Exercise description> Exclude any images and output the remaining records exactly.

Recorded information>
[start]

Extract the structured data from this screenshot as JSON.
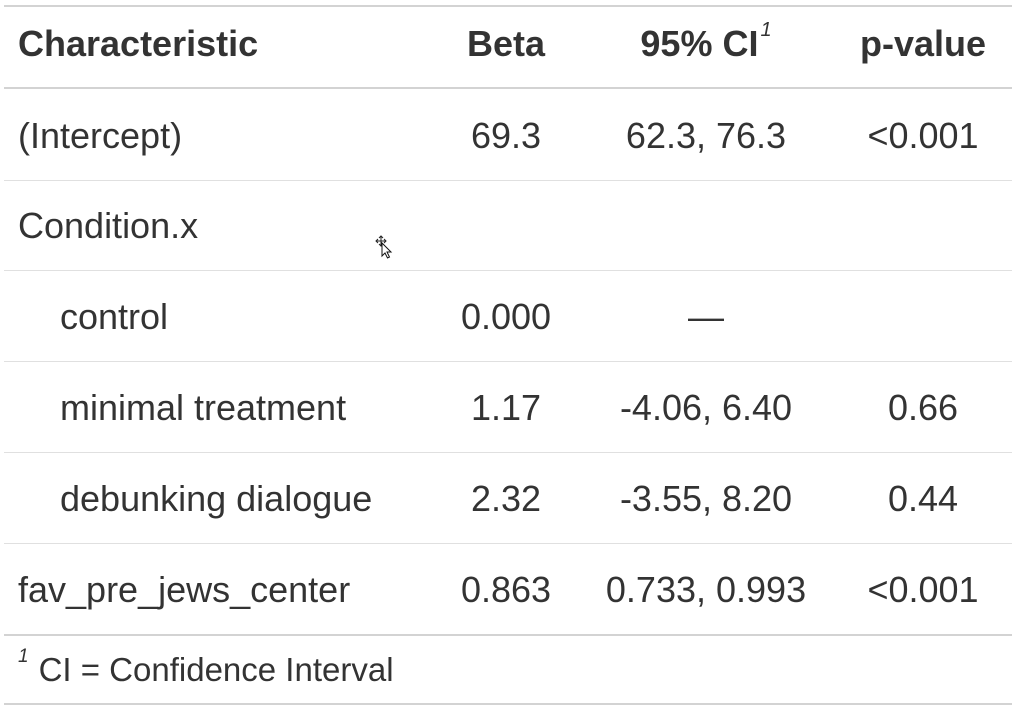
{
  "table": {
    "headers": {
      "characteristic": "Characteristic",
      "beta": "Beta",
      "ci": "95% CI",
      "ci_footnote_mark": "1",
      "p_value": "p-value"
    },
    "rows": [
      {
        "label": "(Intercept)",
        "indent": false,
        "beta": "69.3",
        "ci": "62.3, 76.3",
        "p": "<0.001"
      },
      {
        "label": "Condition.x",
        "indent": false,
        "beta": "",
        "ci": "",
        "p": ""
      },
      {
        "label": "control",
        "indent": true,
        "beta": "0.000",
        "ci": "—",
        "p": ""
      },
      {
        "label": "minimal treatment",
        "indent": true,
        "beta": "1.17",
        "ci": "-4.06, 6.40",
        "p": "0.66"
      },
      {
        "label": "debunking dialogue",
        "indent": true,
        "beta": "2.32",
        "ci": "-3.55, 8.20",
        "p": "0.44"
      },
      {
        "label": "fav_pre_jews_center",
        "indent": false,
        "beta": "0.863",
        "ci": "0.733, 0.993",
        "p": "<0.001"
      }
    ],
    "footnote": {
      "mark": "1",
      "text": "CI = Confidence Interval"
    }
  },
  "cursor": {
    "icon": "move-cursor-icon"
  }
}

[end]

Solution for this exercise>
Extract the structured data from this screenshot as JSON.
{
  "table": {
    "headers": {
      "characteristic": "Characteristic",
      "beta": "Beta",
      "ci": "95% CI",
      "ci_footnote_mark": "1",
      "p_value": "p-value"
    },
    "rows": [
      {
        "label": "(Intercept)",
        "indent": false,
        "beta": "69.3",
        "ci": "62.3, 76.3",
        "p": "<0.001"
      },
      {
        "label": "Condition.x",
        "indent": false,
        "beta": "",
        "ci": "",
        "p": ""
      },
      {
        "label": "control",
        "indent": true,
        "beta": "0.000",
        "ci": "—",
        "p": ""
      },
      {
        "label": "minimal treatment",
        "indent": true,
        "beta": "1.17",
        "ci": "-4.06, 6.40",
        "p": "0.66"
      },
      {
        "label": "debunking dialogue",
        "indent": true,
        "beta": "2.32",
        "ci": "-3.55, 8.20",
        "p": "0.44"
      },
      {
        "label": "fav_pre_jews_center",
        "indent": false,
        "beta": "0.863",
        "ci": "0.733, 0.993",
        "p": "<0.001"
      }
    ],
    "footnote": {
      "mark": "1",
      "text": "CI = Confidence Interval"
    }
  },
  "cursor": {
    "icon": "move-cursor-icon"
  }
}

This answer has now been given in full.